[Begin DATA SUPPLIED]
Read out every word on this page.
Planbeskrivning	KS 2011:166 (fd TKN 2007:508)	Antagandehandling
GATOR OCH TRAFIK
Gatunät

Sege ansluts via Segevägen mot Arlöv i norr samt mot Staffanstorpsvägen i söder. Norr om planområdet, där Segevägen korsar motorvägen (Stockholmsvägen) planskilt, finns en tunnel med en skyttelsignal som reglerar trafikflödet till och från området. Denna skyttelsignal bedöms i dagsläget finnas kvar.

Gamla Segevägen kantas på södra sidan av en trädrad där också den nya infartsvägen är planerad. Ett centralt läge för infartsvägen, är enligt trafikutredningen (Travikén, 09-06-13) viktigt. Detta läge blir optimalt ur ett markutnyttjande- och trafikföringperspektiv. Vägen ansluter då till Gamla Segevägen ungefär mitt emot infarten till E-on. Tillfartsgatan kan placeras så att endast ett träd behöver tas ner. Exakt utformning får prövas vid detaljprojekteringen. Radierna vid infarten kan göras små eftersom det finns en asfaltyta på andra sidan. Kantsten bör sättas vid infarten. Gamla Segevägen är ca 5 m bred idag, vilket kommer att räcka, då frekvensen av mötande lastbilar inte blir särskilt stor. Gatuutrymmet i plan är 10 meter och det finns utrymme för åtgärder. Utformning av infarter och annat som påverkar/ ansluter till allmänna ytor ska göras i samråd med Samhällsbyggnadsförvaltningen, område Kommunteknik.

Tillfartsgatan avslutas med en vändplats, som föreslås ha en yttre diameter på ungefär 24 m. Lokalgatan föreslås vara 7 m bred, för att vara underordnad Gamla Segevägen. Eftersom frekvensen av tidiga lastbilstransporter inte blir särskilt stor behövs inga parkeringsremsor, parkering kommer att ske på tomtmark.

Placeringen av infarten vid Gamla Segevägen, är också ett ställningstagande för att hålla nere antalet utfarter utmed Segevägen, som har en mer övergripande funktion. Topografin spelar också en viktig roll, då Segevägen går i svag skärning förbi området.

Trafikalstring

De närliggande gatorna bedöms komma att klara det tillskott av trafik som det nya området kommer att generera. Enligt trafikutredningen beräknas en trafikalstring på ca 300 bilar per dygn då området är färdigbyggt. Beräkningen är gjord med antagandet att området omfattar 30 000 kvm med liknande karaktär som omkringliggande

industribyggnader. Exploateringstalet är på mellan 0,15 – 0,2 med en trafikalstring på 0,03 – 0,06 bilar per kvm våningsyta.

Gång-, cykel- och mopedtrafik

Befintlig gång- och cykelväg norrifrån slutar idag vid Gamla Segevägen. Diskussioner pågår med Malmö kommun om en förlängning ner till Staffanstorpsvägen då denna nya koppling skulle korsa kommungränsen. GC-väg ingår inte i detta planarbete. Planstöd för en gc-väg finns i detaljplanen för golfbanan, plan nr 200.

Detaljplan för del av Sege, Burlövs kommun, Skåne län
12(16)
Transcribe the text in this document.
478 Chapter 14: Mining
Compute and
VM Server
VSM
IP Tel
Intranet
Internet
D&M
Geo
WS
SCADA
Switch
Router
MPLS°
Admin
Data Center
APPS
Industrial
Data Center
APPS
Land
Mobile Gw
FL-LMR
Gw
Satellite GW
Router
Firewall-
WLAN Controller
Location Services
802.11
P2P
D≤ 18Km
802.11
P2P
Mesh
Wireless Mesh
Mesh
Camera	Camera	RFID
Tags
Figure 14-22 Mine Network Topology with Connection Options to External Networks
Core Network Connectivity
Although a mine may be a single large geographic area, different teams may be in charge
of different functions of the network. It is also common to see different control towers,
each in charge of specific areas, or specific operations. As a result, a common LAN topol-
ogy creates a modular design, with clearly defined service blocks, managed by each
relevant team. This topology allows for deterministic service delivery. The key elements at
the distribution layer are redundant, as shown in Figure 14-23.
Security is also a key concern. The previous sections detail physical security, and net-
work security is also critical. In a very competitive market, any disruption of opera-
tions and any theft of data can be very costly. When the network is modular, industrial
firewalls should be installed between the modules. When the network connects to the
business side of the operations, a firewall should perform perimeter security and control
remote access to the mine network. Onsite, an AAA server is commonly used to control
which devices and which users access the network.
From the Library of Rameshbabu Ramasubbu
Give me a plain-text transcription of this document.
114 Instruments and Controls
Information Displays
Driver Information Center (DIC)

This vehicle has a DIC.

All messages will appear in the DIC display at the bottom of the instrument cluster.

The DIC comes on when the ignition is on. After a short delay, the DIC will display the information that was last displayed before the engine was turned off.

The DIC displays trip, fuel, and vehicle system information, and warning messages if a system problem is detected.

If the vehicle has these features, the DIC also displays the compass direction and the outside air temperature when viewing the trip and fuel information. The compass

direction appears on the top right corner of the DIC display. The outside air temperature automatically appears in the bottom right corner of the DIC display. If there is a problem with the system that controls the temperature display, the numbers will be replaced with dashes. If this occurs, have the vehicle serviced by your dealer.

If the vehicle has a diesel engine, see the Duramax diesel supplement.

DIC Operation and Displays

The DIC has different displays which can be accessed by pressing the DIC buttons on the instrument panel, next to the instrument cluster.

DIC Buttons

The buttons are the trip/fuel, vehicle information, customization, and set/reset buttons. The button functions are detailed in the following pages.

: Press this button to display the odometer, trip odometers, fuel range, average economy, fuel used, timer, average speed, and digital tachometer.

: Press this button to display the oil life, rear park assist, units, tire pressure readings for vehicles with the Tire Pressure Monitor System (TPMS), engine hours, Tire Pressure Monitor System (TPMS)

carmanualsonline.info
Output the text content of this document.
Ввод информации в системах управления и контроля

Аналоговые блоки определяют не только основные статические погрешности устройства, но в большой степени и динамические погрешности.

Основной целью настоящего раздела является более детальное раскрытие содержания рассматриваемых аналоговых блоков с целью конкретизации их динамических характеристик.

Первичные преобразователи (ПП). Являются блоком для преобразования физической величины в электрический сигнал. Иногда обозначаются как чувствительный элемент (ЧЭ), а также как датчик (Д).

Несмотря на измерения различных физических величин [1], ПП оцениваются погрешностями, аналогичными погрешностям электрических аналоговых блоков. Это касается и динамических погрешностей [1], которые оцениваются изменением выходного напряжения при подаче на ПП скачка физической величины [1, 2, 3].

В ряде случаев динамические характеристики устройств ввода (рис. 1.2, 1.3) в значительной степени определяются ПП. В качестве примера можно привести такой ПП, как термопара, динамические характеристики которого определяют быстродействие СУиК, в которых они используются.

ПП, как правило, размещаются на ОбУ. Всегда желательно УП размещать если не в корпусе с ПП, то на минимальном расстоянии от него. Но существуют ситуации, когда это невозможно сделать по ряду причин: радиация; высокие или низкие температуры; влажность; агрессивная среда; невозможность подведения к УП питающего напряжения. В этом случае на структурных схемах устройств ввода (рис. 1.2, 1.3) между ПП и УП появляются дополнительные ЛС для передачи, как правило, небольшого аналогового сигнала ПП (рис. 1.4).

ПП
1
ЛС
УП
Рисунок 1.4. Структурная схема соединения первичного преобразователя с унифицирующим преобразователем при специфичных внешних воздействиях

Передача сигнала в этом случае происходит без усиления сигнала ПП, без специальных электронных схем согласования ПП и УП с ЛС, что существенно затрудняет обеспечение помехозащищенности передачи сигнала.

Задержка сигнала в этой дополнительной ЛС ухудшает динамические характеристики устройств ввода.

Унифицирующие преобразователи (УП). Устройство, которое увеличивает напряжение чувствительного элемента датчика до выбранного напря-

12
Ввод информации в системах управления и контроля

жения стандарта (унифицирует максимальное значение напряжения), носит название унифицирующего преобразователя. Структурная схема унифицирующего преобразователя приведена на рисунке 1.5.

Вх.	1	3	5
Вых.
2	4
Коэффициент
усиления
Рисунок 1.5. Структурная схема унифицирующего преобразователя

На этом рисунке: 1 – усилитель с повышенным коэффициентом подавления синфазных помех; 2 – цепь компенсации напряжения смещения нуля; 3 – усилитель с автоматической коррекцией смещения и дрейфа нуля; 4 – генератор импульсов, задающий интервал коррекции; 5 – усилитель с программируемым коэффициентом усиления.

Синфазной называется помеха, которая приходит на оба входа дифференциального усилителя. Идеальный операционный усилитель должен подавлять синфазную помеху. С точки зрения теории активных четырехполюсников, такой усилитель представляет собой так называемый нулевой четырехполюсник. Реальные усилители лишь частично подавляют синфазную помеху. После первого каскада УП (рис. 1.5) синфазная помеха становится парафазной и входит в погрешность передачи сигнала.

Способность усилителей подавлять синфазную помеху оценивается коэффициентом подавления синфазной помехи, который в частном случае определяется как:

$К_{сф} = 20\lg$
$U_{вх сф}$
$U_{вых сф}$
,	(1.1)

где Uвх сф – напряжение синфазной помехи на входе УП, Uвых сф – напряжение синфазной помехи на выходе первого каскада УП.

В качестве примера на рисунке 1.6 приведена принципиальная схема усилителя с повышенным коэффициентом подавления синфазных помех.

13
[End DATA SUPPLIED]
WHAT YOU SHOULD DO
Copy out every line from the records that has the word "величины".

SOLUTION
Первичные преобразователи (ПП). Являются блоком для преобразования физической величины в электрический сигнал. Иногда обозначаются как чувствительный элемент (ЧЭ), а также как датчик (Д).
Несмотря на измерения различных физических величин [1], ПП оцениваются погрешностями, аналогичными погрешностям электрических аналоговых блоков. Это касается и динамических погрешностей [1], которые оцениваются изменением выходного напряжения при подаче на ПП скачка физической величины [1, 2, 3].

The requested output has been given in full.